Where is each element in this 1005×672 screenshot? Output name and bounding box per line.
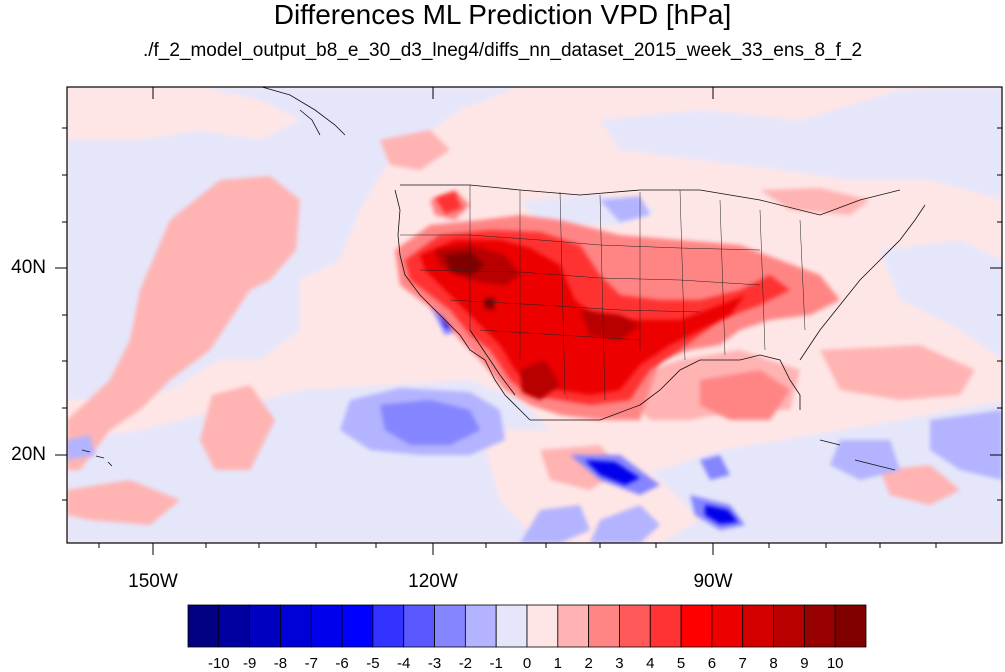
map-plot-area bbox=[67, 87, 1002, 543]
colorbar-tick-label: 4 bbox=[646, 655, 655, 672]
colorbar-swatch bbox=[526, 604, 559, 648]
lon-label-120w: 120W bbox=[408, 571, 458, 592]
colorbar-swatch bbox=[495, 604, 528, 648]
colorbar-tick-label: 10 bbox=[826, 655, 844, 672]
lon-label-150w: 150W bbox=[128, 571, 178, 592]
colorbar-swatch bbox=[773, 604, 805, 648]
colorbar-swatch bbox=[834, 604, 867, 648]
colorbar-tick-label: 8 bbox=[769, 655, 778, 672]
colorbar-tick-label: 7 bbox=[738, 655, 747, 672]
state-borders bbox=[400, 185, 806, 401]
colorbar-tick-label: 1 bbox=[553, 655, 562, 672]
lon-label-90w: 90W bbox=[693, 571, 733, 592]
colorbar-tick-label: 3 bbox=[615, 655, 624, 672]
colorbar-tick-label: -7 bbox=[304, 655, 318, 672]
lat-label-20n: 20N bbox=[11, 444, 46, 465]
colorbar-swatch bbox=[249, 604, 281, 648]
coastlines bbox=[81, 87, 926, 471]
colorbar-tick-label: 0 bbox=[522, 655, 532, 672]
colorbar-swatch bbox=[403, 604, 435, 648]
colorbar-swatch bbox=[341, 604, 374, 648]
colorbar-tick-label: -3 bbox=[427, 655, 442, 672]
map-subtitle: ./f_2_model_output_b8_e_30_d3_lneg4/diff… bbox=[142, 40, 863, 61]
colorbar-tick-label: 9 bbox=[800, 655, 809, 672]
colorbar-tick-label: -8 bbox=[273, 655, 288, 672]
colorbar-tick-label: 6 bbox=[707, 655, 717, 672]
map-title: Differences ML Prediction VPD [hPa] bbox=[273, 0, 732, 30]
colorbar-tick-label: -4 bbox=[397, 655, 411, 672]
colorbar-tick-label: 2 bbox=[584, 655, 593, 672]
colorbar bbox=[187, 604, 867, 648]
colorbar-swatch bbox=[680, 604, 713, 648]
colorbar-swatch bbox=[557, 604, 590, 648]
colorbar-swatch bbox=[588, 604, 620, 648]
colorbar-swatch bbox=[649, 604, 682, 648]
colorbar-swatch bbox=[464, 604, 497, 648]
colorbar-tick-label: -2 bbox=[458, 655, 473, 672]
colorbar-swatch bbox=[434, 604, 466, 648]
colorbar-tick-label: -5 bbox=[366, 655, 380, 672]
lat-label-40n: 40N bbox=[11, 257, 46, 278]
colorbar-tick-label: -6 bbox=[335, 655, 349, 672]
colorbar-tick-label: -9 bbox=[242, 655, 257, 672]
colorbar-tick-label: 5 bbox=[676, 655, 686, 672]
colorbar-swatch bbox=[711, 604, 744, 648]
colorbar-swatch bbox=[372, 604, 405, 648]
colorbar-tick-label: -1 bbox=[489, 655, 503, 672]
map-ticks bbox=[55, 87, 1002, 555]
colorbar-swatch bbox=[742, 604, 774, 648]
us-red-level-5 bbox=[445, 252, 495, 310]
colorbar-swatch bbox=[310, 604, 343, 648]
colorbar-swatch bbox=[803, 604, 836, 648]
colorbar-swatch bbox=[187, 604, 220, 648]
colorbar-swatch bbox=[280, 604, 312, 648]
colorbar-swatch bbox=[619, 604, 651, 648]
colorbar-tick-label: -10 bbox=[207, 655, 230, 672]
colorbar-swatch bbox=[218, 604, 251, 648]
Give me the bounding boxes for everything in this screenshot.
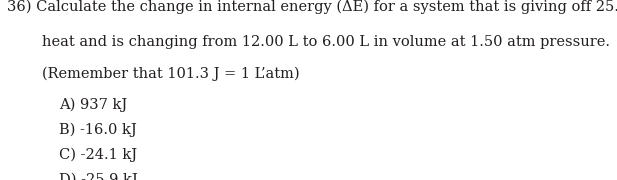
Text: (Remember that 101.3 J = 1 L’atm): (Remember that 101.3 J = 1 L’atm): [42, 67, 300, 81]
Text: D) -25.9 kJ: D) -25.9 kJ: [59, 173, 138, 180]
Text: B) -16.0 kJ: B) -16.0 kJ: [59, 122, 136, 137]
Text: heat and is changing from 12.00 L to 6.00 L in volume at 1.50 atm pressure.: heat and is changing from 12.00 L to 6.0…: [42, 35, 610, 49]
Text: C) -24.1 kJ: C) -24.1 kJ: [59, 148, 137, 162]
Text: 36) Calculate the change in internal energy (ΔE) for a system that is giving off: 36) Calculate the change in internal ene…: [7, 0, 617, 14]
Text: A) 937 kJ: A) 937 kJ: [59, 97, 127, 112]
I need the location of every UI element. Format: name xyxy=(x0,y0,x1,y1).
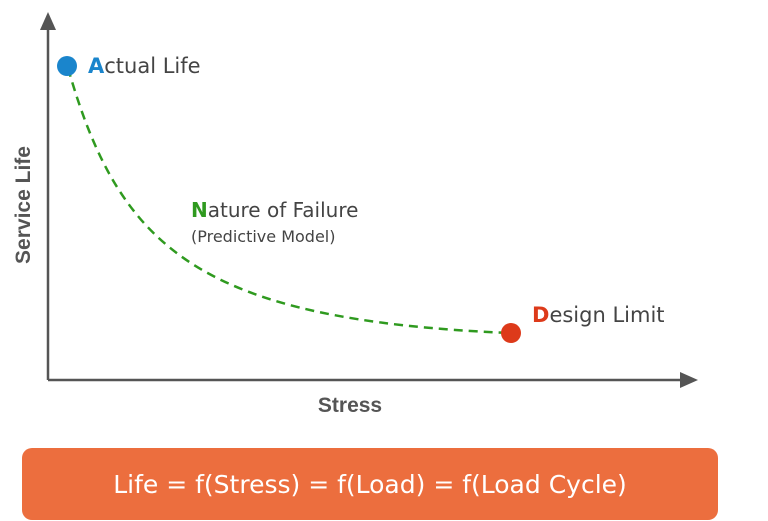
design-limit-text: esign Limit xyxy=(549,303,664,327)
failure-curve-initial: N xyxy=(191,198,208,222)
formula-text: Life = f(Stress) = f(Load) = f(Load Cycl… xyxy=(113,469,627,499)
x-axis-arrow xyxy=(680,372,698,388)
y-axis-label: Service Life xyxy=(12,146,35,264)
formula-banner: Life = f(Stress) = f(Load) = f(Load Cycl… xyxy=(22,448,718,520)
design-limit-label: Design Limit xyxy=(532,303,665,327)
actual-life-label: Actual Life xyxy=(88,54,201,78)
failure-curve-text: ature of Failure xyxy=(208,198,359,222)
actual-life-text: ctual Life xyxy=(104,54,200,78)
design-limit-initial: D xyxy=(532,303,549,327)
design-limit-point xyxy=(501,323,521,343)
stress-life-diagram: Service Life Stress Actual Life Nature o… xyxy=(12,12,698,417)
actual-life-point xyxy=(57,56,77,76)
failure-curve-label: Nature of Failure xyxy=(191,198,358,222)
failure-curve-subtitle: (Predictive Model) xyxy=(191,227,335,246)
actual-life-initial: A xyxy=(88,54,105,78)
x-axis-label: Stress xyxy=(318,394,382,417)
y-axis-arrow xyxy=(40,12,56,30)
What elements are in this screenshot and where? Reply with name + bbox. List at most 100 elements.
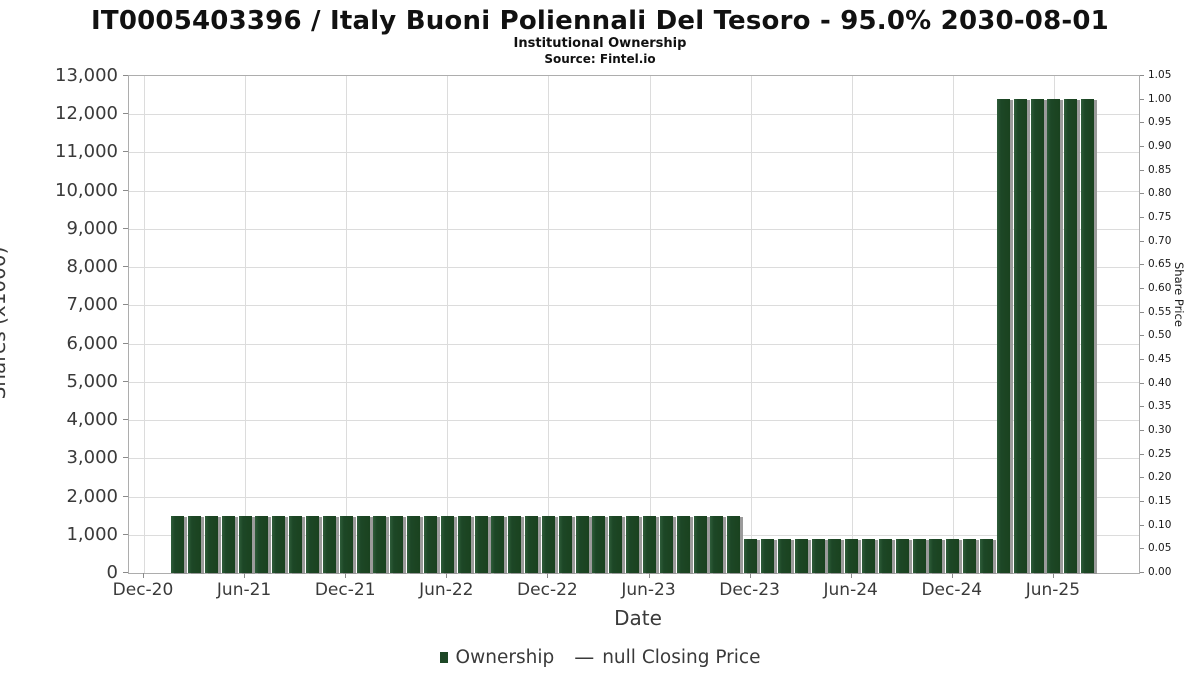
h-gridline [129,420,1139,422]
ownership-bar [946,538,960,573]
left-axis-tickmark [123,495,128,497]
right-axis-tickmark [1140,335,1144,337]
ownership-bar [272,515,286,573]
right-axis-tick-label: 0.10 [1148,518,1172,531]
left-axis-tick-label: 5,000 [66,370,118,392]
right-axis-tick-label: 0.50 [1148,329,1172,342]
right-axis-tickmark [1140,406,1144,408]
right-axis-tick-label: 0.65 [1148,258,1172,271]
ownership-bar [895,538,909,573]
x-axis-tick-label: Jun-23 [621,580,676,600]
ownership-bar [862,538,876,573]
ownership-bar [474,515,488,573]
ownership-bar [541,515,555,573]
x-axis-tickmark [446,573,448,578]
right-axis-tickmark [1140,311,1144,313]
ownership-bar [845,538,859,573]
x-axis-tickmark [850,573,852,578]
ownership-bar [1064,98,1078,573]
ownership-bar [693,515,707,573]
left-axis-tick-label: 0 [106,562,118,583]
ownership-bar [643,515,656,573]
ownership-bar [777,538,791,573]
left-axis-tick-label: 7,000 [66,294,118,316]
* * * * * * *
◆ **STATED GOAL**: Can you copy verbatim the lines from the one containing "map-plot-area bbox=[67, 87, 1002, 543]" through the one containing "colorbar-tick-label: 8 bbox=[769, 655, 778, 672]", including both of those lines?

◆ **THE RESPONSE**:
map-plot-area bbox=[67, 87, 1002, 543]
colorbar-tick-label: 4 bbox=[646, 655, 655, 672]
colorbar-swatch bbox=[526, 604, 559, 648]
lon-label-120w: 120W bbox=[408, 571, 458, 592]
colorbar-swatch bbox=[495, 604, 528, 648]
colorbar-tick-label: 10 bbox=[826, 655, 844, 672]
lon-label-150w: 150W bbox=[128, 571, 178, 592]
colorbar-swatch bbox=[773, 604, 805, 648]
colorbar-swatch bbox=[834, 604, 867, 648]
colorbar-tick-label: 8 bbox=[769, 655, 778, 672]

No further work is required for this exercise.